TASK
Every record should be written out exactly, please.

THE RECORDS
::::::::

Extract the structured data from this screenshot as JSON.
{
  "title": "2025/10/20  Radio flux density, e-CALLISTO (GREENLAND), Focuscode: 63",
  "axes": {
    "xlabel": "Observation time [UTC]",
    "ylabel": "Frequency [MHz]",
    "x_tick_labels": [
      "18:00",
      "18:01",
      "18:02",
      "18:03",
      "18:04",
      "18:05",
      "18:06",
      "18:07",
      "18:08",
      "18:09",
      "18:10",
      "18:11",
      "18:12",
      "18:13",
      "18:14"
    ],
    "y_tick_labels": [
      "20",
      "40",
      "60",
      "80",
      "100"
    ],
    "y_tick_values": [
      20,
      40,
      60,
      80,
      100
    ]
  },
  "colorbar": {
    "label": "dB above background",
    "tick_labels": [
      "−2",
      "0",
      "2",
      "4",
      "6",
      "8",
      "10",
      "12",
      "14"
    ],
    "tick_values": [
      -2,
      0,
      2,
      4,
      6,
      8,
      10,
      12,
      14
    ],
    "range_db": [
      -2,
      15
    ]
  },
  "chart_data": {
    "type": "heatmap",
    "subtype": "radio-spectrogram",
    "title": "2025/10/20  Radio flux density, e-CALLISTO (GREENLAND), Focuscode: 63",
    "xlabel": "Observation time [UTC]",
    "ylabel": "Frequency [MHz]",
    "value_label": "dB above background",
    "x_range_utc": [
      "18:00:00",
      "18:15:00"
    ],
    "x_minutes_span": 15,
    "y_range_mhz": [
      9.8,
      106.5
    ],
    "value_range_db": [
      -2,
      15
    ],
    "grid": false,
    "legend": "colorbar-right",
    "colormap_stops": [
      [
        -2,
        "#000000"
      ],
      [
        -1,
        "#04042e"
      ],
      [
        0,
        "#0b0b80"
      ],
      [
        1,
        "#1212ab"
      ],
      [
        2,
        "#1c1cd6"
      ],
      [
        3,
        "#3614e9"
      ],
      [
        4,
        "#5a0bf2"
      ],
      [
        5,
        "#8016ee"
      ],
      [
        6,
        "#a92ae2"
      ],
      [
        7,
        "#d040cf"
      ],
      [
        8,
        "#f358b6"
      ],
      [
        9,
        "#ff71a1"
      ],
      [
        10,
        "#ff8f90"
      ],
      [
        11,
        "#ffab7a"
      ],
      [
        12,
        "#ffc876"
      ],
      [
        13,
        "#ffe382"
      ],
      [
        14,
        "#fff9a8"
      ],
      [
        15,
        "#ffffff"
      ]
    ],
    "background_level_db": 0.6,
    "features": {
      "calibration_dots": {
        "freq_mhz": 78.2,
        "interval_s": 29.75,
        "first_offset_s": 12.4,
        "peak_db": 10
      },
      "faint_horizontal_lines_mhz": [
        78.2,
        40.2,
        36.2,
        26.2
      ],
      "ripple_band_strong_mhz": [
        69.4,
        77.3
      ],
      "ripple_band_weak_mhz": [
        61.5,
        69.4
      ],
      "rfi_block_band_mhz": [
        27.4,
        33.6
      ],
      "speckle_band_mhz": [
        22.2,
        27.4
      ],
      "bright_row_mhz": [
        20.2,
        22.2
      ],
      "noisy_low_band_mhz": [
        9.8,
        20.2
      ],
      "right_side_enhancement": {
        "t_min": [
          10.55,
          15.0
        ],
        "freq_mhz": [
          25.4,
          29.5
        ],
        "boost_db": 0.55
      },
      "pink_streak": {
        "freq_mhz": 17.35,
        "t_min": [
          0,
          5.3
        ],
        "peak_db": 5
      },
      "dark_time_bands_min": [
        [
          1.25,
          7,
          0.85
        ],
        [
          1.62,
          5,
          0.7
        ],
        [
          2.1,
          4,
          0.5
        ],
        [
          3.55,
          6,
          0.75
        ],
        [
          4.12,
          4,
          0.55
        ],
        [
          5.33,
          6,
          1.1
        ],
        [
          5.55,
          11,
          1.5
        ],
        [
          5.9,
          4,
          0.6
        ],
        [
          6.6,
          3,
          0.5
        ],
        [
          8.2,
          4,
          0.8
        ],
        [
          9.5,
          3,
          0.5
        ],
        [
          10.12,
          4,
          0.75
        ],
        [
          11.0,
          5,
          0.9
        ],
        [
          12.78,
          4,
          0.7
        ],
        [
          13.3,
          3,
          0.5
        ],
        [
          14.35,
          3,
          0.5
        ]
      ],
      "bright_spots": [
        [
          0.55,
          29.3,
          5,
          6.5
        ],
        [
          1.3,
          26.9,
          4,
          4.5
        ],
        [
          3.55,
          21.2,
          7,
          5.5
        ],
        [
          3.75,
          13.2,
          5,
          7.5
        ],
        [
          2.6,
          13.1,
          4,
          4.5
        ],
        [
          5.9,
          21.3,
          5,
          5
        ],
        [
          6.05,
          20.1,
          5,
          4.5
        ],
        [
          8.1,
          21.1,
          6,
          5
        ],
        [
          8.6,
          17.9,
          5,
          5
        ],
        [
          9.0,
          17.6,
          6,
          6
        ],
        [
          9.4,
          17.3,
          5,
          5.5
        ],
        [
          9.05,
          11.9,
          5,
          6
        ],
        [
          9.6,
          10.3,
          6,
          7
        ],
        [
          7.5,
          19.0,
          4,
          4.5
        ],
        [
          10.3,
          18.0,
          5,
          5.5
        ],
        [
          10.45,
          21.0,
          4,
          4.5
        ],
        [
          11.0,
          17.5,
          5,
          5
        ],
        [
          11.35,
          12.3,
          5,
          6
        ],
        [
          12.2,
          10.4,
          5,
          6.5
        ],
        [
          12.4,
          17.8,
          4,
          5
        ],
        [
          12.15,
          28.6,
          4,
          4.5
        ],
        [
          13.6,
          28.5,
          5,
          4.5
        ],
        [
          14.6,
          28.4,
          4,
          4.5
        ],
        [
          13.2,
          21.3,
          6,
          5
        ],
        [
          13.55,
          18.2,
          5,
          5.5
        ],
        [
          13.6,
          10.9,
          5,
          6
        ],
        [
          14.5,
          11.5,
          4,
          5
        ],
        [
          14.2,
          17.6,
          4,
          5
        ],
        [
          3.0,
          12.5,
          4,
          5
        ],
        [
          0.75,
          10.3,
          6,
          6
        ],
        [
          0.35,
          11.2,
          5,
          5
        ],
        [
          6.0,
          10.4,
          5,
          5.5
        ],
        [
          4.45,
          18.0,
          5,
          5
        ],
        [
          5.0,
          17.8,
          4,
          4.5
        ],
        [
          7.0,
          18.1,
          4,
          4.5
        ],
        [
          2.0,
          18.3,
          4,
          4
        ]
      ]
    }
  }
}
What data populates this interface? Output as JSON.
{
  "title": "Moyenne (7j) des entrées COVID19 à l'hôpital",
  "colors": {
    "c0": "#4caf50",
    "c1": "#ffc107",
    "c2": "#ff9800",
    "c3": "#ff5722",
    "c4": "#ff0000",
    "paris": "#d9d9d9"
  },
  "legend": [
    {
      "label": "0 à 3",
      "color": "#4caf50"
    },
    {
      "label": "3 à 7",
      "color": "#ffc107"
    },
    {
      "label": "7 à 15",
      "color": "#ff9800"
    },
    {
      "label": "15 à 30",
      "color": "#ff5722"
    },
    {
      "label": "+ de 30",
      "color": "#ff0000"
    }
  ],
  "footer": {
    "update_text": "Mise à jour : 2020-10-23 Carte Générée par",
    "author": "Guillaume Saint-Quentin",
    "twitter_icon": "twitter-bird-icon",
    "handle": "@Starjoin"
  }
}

::::::::

REPLY
Extract the structured data from this screenshot as JSON.
{
  "title": "2025/10/20  Radio flux density, e-CALLISTO (GREENLAND), Focuscode: 63",
  "axes": {
    "xlabel": "Observation time [UTC]",
    "ylabel": "Frequency [MHz]",
    "x_tick_labels": [
      "18:00",
      "18:01",
      "18:02",
      "18:03",
      "18:04",
      "18:05",
      "18:06",
      "18:07",
      "18:08",
      "18:09",
      "18:10",
      "18:11",
      "18:12",
      "18:13",
      "18:14"
    ],
    "y_tick_labels": [
      "20",
      "40",
      "60",
      "80",
      "100"
    ],
    "y_tick_values": [
      20,
      40,
      60,
      80,
      100
    ]
  },
  "colorbar": {
    "label": "dB above background",
    "tick_labels": [
      "−2",
      "0",
      "2",
      "4",
      "6",
      "8",
      "10",
      "12",
      "14"
    ],
    "tick_values": [
      -2,
      0,
      2,
      4,
      6,
      8,
      10,
      12,
      14
    ],
    "range_db": [
      -2,
      15
    ]
  },
  "chart_data": {
    "type": "heatmap",
    "subtype": "radio-spectrogram",
    "title": "2025/10/20  Radio flux density, e-CALLISTO (GREENLAND), Focuscode: 63",
    "xlabel": "Observation time [UTC]",
    "ylabel": "Frequency [MHz]",
    "value_label": "dB above background",
    "x_range_utc": [
      "18:00:00",
      "18:15:00"
    ],
    "x_minutes_span": 15,
    "y_range_mhz": [
      9.8,
      106.5
    ],
    "value_range_db": [
      -2,
      15
    ],
    "grid": false,
    "legend": "colorbar-right",
    "colormap_stops": [
      [
        -2,
        "#000000"
      ],
      [
        -1,
        "#04042e"
      ],
      [
        0,
        "#0b0b80"
      ],
      [
        1,
        "#1212ab"
      ],
      [
        2,
        "#1c1cd6"
      ],
      [
        3,
        "#3614e9"
      ],
      [
        4,
        "#5a0bf2"
      ],
      [
        5,
        "#8016ee"
      ],
      [
        6,
        "#a92ae2"
      ],
      [
        7,
        "#d040cf"
      ],
      [
        8,
        "#f358b6"
      ],
      [
        9,
        "#ff71a1"
      ],
      [
        10,
        "#ff8f90"
      ],
      [
        11,
        "#ffab7a"
      ],
      [
        12,
        "#ffc876"
      ],
      [
        13,
        "#ffe382"
      ],
      [
        14,
        "#fff9a8"
      ],
      [
        15,
        "#ffffff"
      ]
    ],
    "background_level_db": 0.6,
    "features": {
      "calibration_dots": {
        "freq_mhz": 78.2,
        "interval_s": 29.75,
        "first_offset_s": 12.4,
        "peak_db": 10
      },
      "faint_horizontal_lines_mhz": [
        78.2,
        40.2,
        36.2,
        26.2
      ],
      "ripple_band_strong_mhz": [
        69.4,
        77.3
      ],
      "ripple_band_weak_mhz": [
        61.5,
        69.4
      ],
      "rfi_block_band_mhz": [
        27.4,
        33.6
      ],
      "speckle_band_mhz": [
        22.2,
        27.4
      ],
      "bright_row_mhz": [
        20.2,
        22.2
      ],
      "noisy_low_band_mhz": [
        9.8,
        20.2
      ],
      "right_side_enhancement": {
        "t_min": [
          10.55,
          15.0
        ],
        "freq_mhz": [
          25.4,
          29.5
        ],
        "boost_db": 0.55
      },
      "pink_streak": {
        "freq_mhz": 17.35,
        "t_min": [
          0,
          5.3
        ],
        "peak_db": 5
      },
      "dark_time_bands_min": [
        [
          1.25,
          7,
          0.85
        ],
        [
          1.62,
          5,
          0.7
        ],
        [
          2.1,
          4,
          0.5
        ],
        [
          3.55,
          6,
          0.75
        ],
        [
          4.12,
          4,
          0.55
        ],
        [
          5.33,
          6,
          1.1
        ],
        [
          5.55,
          11,
          1.5
        ],
        [
          5.9,
          4,
          0.6
        ],
        [
          6.6,
          3,
          0.5
        ],
        [
          8.2,
          4,
          0.8
        ],
        [
          9.5,
          3,
          0.5
        ],
        [
          10.12,
          4,
          0.75
        ],
        [
          11.0,
          5,
          0.9
        ],
        [
          12.78,
          4,
          0.7
        ],
        [
          13.3,
          3,
          0.5
        ],
        [
          14.35,
          3,
          0.5
        ]
      ],
      "bright_spots": [
        [
          0.55,
          29.3,
          5,
          6.5
        ],
        [
          1.3,
          26.9,
          4,
          4.5
        ],
        [
          3.55,
          21.2,
          7,
          5.5
        ],
        [
          3.75,
          13.2,
          5,
          7.5
        ],
        [
          2.6,
          13.1,
          4,
          4.5
        ],
        [
          5.9,
          21.3,
          5,
          5
        ],
        [
          6.05,
          20.1,
          5,
          4.5
        ],
        [
          8.1,
          21.1,
          6,
          5
        ],
        [
          8.6,
          17.9,
          5,
          5
        ],
        [
          9.0,
          17.6,
          6,
          6
        ],
        [
          9.4,
          17.3,
          5,
          5.5
        ],
        [
          9.05,
          11.9,
          5,
          6
        ],
        [
          9.6,
          10.3,
          6,
          7
        ],
        [
          7.5,
          19.0,
          4,
          4.5
        ],
        [
          10.3,
          18.0,
          5,
          5.5
        ],
        [
          10.45,
          21.0,
          4,
          4.5
        ],
        [
          11.0,
          17.5,
          5,
          5
        ],
        [
          11.35,
          12.3,
          5,
          6
        ],
        [
          12.2,
          10.4,
          5,
          6.5
        ],
        [
          12.4,
          17.8,
          4,
          5
        ],
        [
          12.15,
          28.6,
          4,
          4.5
        ],
        [
          13.6,
          28.5,
          5,
          4.5
        ],
        [
          14.6,
          28.4,
          4,
          4.5
        ],
        [
          13.2,
          21.3,
          6,
          5
        ],
        [
          13.55,
          18.2,
          5,
          5.5
        ],
        [
          13.6,
          10.9,
          5,
          6
        ],
        [
          14.5,
          11.5,
          4,
          5
        ],
        [
          14.2,
          17.6,
          4,
          5
        ],
        [
          3.0,
          12.5,
          4,
          5
        ],
        [
          0.75,
          10.3,
          6,
          6
        ],
        [
          0.35,
          11.2,
          5,
          5
        ],
        [
          6.0,
          10.4,
          5,
          5.5
        ],
        [
          4.45,
          18.0,
          5,
          5
        ],
        [
          5.0,
          17.8,
          4,
          4.5
        ],
        [
          7.0,
          18.1,
          4,
          4.5
        ],
        [
          2.0,
          18.3,
          4,
          4
        ]
      ]
    }
  }
}
What data populates this interface? Output as JSON.
{
  "title": "Moyenne (7j) des entrées COVID19 à l'hôpital",
  "colors": {
    "c0": "#4caf50",
    "c1": "#ffc107",
    "c2": "#ff9800",
    "c3": "#ff5722",
    "c4": "#ff0000",
    "paris": "#d9d9d9"
  },
  "legend": [
    {
      "label": "0 à 3",
      "color": "#4caf50"
    },
    {
      "label": "3 à 7",
      "color": "#ffc107"
    },
    {
      "label": "7 à 15",
      "color": "#ff9800"
    },
    {
      "label": "15 à 30",
      "color": "#ff5722"
    },
    {
      "label": "+ de 30",
      "color": "#ff0000"
    }
  ],
  "footer": {
    "update_text": "Mise à jour : 2020-10-23 Carte Générée par",
    "author": "Guillaume Saint-Quentin",
    "twitter_icon": "twitter-bird-icon",
    "handle": "@Starjoin"
  }
}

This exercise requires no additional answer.